[Start MATERIAL SUPPLIED]
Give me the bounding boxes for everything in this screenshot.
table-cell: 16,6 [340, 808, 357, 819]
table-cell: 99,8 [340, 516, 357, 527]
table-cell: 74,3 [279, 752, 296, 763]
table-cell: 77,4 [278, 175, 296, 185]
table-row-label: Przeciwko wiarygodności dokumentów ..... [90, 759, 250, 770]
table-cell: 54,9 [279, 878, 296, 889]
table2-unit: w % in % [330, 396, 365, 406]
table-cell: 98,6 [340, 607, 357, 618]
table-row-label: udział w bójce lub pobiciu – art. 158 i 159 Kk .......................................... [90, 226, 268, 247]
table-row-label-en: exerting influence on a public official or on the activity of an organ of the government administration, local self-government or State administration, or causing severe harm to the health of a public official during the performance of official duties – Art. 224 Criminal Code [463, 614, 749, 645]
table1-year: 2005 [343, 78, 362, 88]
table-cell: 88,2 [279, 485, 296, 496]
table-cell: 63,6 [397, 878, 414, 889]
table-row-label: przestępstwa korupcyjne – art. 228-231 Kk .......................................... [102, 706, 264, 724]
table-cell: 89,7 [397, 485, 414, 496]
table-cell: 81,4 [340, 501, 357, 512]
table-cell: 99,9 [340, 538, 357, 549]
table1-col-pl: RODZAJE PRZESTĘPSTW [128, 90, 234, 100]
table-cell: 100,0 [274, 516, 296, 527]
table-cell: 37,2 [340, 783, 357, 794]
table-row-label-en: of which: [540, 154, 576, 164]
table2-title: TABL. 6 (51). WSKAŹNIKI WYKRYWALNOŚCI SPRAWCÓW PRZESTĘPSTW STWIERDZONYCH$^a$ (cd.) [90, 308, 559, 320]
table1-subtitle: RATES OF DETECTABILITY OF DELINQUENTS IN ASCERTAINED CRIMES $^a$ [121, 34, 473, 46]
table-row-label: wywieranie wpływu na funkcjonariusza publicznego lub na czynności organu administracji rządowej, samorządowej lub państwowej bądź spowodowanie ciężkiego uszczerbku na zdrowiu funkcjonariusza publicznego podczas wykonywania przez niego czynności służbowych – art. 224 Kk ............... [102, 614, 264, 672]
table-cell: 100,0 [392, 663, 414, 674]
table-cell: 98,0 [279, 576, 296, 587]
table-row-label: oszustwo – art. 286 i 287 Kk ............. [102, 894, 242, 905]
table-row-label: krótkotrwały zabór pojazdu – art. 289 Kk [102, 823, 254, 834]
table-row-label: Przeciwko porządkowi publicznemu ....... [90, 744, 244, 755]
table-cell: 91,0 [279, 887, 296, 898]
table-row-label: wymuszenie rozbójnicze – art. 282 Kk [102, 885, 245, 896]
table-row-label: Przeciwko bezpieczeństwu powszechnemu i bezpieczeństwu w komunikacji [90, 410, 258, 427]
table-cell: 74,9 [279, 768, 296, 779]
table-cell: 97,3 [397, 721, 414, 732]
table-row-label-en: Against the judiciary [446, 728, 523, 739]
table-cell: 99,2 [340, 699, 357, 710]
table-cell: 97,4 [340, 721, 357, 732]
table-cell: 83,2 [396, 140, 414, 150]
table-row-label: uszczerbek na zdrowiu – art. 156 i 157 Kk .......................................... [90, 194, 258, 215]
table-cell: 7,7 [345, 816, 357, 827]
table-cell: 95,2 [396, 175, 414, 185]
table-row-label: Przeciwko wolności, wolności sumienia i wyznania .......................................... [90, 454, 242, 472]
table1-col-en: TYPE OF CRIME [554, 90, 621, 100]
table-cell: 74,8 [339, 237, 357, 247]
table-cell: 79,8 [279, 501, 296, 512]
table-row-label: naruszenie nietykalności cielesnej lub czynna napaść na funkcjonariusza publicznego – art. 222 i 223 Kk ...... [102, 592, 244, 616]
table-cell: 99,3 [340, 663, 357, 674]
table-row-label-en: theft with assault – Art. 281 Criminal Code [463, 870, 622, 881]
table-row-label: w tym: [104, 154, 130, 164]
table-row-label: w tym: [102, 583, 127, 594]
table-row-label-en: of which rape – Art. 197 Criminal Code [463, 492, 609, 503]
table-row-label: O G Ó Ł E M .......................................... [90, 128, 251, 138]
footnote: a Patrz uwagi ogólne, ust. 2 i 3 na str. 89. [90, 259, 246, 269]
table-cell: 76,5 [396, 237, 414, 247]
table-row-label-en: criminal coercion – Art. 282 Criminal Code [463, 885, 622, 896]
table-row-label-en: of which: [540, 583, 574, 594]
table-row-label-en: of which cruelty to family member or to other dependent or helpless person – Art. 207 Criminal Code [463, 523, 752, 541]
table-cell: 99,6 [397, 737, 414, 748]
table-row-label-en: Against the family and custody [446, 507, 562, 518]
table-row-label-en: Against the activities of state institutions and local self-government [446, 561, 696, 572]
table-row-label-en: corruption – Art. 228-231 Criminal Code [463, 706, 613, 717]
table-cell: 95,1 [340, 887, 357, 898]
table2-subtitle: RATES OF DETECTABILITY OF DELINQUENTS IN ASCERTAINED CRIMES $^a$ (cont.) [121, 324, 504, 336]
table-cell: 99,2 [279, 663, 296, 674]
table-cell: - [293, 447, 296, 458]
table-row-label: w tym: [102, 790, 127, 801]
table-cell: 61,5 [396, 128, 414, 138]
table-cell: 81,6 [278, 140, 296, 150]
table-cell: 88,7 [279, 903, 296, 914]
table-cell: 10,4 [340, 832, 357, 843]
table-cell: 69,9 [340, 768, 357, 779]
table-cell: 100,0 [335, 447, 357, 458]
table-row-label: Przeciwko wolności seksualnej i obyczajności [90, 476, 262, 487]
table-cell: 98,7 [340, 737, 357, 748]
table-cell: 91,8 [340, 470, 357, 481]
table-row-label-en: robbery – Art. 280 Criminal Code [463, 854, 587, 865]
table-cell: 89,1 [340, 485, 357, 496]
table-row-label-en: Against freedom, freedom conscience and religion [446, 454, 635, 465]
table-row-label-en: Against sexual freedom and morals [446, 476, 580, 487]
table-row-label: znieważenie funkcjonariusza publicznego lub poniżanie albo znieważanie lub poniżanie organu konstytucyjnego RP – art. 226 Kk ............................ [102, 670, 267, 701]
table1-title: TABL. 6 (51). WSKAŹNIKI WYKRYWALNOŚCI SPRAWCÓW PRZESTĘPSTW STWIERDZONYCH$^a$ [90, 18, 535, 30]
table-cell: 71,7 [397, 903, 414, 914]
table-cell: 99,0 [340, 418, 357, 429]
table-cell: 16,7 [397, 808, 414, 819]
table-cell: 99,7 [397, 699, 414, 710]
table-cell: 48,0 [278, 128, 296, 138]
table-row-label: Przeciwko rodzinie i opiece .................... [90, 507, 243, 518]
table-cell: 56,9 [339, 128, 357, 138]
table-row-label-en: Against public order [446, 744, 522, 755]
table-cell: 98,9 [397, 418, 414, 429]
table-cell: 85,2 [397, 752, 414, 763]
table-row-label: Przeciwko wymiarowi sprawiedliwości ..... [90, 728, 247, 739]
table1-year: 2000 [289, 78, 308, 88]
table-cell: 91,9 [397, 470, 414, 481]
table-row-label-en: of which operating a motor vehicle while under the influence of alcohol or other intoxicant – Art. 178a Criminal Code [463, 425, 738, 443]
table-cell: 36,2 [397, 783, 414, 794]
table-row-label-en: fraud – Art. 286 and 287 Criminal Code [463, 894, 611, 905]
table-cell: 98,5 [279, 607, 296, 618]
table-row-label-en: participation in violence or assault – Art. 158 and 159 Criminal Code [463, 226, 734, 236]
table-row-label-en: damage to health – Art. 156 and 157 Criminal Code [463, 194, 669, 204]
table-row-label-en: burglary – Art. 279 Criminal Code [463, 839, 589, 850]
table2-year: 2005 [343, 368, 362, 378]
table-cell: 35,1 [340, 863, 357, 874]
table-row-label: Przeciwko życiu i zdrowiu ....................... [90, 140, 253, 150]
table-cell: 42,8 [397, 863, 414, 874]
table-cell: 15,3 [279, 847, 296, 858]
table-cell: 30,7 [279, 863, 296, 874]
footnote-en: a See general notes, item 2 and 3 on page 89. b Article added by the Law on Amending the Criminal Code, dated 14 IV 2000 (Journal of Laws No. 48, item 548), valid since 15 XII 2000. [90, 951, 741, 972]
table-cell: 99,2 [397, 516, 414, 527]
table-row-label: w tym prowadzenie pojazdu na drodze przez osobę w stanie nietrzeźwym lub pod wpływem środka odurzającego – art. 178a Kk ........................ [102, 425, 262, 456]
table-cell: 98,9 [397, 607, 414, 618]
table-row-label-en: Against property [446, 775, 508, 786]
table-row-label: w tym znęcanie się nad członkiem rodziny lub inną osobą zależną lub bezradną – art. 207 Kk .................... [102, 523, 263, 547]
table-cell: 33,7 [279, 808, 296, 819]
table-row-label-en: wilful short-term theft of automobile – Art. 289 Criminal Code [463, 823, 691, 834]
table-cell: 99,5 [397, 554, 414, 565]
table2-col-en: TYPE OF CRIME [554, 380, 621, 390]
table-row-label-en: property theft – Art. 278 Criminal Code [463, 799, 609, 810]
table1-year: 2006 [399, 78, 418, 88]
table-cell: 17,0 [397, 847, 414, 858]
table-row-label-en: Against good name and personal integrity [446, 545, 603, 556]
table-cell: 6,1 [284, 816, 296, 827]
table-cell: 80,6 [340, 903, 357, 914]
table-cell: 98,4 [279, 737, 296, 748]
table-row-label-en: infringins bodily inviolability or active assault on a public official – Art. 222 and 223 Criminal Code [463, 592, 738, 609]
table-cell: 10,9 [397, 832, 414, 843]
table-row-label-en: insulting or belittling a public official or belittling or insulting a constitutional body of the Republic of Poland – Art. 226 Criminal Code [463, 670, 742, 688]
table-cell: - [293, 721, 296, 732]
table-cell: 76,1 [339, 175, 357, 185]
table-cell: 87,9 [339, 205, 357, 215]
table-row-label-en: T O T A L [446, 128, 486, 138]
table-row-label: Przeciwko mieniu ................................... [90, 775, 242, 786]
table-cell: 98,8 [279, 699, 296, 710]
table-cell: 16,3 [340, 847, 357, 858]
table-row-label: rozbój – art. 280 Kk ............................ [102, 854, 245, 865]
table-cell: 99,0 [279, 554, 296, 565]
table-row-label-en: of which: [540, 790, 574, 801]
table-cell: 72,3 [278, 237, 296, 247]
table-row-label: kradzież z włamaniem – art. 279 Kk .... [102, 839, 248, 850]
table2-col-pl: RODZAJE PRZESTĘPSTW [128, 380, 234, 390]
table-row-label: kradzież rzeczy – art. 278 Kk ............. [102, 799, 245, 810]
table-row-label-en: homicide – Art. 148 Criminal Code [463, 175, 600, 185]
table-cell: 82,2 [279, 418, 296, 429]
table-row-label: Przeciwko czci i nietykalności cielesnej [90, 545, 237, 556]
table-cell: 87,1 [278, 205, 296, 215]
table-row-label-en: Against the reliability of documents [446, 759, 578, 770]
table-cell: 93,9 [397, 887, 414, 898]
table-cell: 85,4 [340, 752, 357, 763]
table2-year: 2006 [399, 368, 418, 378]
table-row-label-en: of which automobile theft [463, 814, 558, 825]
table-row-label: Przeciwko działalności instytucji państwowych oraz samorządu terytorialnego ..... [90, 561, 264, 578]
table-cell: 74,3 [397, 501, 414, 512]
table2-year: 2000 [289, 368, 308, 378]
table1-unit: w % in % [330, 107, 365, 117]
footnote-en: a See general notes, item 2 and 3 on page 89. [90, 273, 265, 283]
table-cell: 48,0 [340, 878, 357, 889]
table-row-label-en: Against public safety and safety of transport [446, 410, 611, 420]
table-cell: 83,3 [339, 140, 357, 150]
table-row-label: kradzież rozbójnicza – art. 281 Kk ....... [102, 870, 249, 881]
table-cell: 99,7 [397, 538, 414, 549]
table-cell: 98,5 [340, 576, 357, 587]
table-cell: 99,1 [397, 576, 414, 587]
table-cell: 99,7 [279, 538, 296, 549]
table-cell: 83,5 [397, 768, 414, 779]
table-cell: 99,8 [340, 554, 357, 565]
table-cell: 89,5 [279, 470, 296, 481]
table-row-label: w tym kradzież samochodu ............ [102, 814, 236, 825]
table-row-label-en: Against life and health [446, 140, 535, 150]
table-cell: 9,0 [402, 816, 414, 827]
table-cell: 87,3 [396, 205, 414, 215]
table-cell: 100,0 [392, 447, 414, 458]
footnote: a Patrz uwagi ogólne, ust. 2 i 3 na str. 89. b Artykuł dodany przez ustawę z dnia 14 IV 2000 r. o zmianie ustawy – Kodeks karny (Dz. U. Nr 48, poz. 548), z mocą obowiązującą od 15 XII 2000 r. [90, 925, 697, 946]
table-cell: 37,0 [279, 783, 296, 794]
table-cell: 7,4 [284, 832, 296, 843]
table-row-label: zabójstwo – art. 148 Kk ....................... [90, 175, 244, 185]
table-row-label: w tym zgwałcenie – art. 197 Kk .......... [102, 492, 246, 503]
[End MATERIAL SUPPLIED]
**PROMPT:** Output, unchanged, the lines of the items starting at the first line and ending at the line containing "table-cell: 63,6 [397, 878, 414, 889]", with both included.

**RESULT FOR THIS TASK:**
Give me the bounding boxes for everything in this screenshot.
table-cell: 16,6 [340, 808, 357, 819]
table-cell: 99,8 [340, 516, 357, 527]
table-cell: 74,3 [279, 752, 296, 763]
table-cell: 77,4 [278, 175, 296, 185]
table-row-label: Przeciwko wiarygodności dokumentów ..... [90, 759, 250, 770]
table-cell: 54,9 [279, 878, 296, 889]
table2-unit: w % in % [330, 396, 365, 406]
table-cell: 98,6 [340, 607, 357, 618]
table-row-label: udział w bójce lub pobiciu – art. 158 i 159 Kk .......................................... [90, 226, 268, 247]
table-row-label-en: exerting influence on a public official or on the activity of an organ of the government administration, local self-government or State administration, or causing severe harm to the health of a public official during the performance of official duties – Art. 224 Criminal Code [463, 614, 749, 645]
table1-year: 2005 [343, 78, 362, 88]
table-cell: 88,2 [279, 485, 296, 496]
table-cell: 63,6 [397, 878, 414, 889]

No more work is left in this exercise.